**Task requirements**
Look for "What does this" in the listing below, then copy exactly the line it appears in and all lines after it to the end, and nothing more.

Dataset rows:
───
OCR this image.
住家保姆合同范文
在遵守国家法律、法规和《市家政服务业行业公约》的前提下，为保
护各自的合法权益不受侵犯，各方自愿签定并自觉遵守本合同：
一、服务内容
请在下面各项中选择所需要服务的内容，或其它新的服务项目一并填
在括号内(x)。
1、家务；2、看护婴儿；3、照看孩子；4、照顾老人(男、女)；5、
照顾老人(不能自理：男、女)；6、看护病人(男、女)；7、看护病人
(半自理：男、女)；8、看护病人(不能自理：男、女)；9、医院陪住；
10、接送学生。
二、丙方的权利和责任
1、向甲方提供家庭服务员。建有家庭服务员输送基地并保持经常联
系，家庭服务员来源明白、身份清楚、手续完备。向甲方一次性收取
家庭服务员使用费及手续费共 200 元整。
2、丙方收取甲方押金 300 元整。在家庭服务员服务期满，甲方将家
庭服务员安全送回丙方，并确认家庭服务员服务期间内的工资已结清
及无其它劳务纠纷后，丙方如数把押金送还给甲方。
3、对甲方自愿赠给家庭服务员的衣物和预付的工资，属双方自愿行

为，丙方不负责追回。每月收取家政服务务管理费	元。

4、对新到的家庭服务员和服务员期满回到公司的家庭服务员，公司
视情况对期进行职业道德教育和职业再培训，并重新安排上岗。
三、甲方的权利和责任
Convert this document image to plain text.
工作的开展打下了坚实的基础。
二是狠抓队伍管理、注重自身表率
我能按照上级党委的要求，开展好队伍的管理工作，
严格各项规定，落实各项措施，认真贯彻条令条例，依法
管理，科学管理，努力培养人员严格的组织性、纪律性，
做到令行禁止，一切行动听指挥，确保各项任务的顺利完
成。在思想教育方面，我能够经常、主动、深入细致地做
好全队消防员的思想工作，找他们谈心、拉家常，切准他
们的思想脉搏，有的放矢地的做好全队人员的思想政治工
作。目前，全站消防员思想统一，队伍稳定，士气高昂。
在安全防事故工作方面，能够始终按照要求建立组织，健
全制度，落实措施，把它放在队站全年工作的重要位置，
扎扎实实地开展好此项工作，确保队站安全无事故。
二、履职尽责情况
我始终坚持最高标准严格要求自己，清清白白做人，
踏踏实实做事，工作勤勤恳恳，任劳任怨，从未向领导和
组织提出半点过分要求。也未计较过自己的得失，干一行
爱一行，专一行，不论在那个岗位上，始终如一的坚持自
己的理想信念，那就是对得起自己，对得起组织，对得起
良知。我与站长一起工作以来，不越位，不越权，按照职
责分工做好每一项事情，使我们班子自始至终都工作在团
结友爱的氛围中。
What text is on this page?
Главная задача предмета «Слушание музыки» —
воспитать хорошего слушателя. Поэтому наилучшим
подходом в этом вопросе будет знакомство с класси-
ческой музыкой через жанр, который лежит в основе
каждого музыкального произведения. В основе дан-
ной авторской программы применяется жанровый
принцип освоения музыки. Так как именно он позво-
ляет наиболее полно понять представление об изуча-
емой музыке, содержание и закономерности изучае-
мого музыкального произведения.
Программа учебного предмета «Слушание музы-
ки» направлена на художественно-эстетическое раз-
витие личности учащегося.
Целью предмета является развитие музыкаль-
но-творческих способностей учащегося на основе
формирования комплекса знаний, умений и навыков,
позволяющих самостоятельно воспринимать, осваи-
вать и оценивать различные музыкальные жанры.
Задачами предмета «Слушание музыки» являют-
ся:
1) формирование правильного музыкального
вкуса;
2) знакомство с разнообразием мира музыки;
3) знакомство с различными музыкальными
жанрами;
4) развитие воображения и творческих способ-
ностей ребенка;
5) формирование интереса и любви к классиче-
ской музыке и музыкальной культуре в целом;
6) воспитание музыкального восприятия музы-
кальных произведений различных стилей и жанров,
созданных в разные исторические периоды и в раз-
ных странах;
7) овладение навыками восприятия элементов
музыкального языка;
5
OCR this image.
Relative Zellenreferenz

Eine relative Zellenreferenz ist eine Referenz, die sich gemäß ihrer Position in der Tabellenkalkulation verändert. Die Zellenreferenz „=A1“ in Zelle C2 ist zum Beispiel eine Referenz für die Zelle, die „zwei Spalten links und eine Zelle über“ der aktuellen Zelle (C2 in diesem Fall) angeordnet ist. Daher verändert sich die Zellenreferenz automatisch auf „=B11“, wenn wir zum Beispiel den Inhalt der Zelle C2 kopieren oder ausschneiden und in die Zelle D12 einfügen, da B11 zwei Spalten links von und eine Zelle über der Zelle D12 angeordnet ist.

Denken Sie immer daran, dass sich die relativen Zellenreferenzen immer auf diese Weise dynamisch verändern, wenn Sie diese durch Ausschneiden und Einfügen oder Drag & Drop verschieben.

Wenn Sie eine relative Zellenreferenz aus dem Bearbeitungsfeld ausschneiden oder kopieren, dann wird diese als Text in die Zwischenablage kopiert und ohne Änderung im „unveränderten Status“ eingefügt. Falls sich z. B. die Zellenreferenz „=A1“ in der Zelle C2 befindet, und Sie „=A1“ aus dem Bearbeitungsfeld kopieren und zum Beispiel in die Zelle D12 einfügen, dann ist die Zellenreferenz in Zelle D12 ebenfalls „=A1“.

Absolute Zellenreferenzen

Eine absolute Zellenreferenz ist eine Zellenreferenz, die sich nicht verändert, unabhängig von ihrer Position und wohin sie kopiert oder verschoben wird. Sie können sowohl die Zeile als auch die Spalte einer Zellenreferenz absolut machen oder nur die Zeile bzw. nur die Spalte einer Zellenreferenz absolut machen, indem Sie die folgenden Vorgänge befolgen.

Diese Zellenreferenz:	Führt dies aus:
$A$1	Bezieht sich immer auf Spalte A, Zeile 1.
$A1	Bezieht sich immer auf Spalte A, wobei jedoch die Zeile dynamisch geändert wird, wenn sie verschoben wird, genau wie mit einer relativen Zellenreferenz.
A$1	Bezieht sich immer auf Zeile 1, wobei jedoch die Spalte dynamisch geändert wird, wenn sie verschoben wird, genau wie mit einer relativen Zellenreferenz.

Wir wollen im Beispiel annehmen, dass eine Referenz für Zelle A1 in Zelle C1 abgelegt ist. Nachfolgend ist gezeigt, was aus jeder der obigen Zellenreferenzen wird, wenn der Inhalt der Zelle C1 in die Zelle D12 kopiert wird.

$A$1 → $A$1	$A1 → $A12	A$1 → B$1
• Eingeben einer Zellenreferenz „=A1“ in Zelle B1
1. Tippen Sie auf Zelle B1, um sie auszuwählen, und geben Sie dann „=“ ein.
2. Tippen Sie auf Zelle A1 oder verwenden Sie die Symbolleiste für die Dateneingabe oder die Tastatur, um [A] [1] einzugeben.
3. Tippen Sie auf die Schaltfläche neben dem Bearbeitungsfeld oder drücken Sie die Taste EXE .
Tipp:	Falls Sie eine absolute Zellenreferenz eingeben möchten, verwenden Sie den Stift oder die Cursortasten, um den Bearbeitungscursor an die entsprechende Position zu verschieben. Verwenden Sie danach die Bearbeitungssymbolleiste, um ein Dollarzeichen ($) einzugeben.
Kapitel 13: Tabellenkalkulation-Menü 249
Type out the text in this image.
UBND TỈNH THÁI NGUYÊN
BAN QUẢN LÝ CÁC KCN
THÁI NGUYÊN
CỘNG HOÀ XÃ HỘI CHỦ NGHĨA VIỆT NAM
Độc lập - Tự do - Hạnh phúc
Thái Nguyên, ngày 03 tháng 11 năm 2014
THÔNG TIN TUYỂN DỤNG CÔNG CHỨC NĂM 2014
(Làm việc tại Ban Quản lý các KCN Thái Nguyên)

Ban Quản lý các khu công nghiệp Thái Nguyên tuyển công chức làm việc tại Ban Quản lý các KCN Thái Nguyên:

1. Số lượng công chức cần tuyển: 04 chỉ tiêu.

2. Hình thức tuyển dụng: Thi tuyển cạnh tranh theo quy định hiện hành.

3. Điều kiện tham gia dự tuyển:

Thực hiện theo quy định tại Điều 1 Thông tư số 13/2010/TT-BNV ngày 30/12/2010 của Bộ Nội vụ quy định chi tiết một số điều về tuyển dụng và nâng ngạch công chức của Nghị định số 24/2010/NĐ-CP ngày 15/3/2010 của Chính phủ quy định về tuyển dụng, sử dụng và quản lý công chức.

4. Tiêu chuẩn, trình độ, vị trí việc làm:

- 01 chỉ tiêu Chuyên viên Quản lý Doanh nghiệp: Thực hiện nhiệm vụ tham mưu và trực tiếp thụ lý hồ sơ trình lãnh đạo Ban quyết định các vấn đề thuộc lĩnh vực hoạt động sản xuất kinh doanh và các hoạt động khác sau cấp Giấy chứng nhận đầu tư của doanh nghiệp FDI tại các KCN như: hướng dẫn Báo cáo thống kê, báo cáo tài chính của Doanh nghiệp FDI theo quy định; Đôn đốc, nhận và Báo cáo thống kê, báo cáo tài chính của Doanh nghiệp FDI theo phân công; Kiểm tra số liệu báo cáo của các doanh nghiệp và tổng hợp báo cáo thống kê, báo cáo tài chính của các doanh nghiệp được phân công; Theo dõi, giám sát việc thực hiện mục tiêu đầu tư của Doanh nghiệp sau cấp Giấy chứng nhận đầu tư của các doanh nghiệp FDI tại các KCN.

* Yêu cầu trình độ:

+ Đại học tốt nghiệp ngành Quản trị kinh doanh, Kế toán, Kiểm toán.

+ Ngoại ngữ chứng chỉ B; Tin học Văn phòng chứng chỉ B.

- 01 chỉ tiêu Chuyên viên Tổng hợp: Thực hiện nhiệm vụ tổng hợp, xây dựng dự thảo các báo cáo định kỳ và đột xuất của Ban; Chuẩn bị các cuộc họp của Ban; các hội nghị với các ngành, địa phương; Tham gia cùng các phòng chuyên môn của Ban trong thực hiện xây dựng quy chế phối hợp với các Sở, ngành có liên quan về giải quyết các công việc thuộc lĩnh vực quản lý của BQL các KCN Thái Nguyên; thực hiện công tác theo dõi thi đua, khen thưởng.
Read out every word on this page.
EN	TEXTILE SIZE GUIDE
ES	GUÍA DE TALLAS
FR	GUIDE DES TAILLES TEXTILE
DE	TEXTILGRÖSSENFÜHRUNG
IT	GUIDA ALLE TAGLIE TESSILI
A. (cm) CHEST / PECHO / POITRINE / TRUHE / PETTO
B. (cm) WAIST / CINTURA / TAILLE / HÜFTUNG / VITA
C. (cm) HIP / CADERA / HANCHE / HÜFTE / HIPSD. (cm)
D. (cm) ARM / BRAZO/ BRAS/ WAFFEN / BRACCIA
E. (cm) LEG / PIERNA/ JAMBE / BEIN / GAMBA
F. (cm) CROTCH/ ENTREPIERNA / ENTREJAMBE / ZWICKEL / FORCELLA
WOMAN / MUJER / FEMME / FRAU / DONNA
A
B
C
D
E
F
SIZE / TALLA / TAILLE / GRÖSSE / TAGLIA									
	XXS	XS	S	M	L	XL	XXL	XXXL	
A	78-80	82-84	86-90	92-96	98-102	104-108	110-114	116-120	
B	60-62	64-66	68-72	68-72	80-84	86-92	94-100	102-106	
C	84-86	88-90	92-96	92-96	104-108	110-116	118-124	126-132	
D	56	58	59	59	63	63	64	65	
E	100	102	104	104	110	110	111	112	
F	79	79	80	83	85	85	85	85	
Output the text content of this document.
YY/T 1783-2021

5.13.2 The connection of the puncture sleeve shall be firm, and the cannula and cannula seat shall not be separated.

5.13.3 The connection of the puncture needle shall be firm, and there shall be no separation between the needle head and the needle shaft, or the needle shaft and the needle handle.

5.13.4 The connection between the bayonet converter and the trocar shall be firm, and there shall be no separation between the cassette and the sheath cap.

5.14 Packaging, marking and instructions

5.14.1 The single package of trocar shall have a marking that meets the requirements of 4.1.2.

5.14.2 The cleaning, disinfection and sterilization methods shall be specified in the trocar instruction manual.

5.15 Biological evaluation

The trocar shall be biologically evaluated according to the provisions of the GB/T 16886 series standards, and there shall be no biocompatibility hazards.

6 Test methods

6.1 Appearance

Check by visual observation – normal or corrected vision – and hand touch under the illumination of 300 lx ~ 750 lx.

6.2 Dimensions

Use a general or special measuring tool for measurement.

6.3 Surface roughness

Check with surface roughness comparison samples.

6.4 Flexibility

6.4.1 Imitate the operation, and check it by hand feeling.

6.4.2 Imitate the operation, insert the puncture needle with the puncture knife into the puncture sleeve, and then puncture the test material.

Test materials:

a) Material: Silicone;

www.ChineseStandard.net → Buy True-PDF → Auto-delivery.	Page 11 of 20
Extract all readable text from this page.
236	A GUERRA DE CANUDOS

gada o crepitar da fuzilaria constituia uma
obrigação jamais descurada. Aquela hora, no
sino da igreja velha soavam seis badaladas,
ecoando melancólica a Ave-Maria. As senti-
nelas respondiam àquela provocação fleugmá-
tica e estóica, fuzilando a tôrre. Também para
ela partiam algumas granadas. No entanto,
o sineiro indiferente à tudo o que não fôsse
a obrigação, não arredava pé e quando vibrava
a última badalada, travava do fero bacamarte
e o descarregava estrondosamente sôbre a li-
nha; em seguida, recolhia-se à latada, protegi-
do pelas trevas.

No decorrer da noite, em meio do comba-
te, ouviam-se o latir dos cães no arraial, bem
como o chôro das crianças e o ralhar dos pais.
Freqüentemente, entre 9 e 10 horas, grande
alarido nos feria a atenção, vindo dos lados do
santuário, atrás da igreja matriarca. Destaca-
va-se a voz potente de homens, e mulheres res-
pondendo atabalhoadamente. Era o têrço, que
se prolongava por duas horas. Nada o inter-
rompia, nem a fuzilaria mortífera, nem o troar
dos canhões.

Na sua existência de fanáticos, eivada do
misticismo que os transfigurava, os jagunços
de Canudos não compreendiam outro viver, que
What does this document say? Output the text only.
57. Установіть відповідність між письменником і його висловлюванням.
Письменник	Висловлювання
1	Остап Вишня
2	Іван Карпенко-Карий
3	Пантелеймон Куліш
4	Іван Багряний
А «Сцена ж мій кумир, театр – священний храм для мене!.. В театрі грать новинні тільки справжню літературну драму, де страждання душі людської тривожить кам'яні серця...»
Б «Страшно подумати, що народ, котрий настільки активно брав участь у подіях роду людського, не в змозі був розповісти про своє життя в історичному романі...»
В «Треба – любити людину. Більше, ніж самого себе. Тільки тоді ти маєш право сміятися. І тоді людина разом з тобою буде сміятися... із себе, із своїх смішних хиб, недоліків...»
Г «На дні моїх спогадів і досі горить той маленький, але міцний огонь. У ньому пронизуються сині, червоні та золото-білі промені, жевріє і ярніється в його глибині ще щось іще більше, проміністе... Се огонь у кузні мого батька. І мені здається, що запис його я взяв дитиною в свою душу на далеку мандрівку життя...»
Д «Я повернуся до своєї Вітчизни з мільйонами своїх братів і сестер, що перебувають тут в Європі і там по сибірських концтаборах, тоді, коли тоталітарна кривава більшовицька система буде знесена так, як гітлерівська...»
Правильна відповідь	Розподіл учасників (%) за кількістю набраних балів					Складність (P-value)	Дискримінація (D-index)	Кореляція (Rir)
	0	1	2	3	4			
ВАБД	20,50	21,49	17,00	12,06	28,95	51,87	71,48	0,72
───
**Task answer**
What does this document say? Output the text only.
57. Установіть відповідність між письменником і його висловлюванням.
Письменник	Висловлювання
1	Остап Вишня
2	Іван Карпенко-Карий
3	Пантелеймон Куліш
4	Іван Багряний
А «Сцена ж мій кумир, театр – священний храм для мене!.. В театрі грать новинні тільки справжню літературну драму, де страждання душі людської тривожить кам'яні серця...»
Б «Страшно подумати, що народ, котрий настільки активно брав участь у подіях роду людського, не в змозі був розповісти про своє життя в історичному романі...»
В «Треба – любити людину. Більше, ніж самого себе. Тільки тоді ти маєш право сміятися. І тоді людина разом з тобою буде сміятися... із себе, із своїх смішних хиб, недоліків...»
Г «На дні моїх спогадів і досі горить той маленький, але міцний огонь. У ньому пронизуються сині, червоні та золото-білі промені, жевріє і ярніється в його глибині ще щось іще більше, проміністе... Се огонь у кузні мого батька. І мені здається, що запис його я взяв дитиною в свою душу на далеку мандрівку життя...»
Д «Я повернуся до своєї Вітчизни з мільйонами своїх братів і сестер, що перебувають тут в Європі і там по сибірських концтаборах, тоді, коли тоталітарна кривава більшовицька система буде знесена так, як гітлерівська...»
Правильна відповідь	Розподіл учасників (%) за кількістю набраних балів					Складність (P-value)	Дискримінація (D-index)	Кореляція (Rir)
	0	1	2	3	4			
ВАБД	20,50	21,49	17,00	12,06	28,95	51,87	71,48	0,72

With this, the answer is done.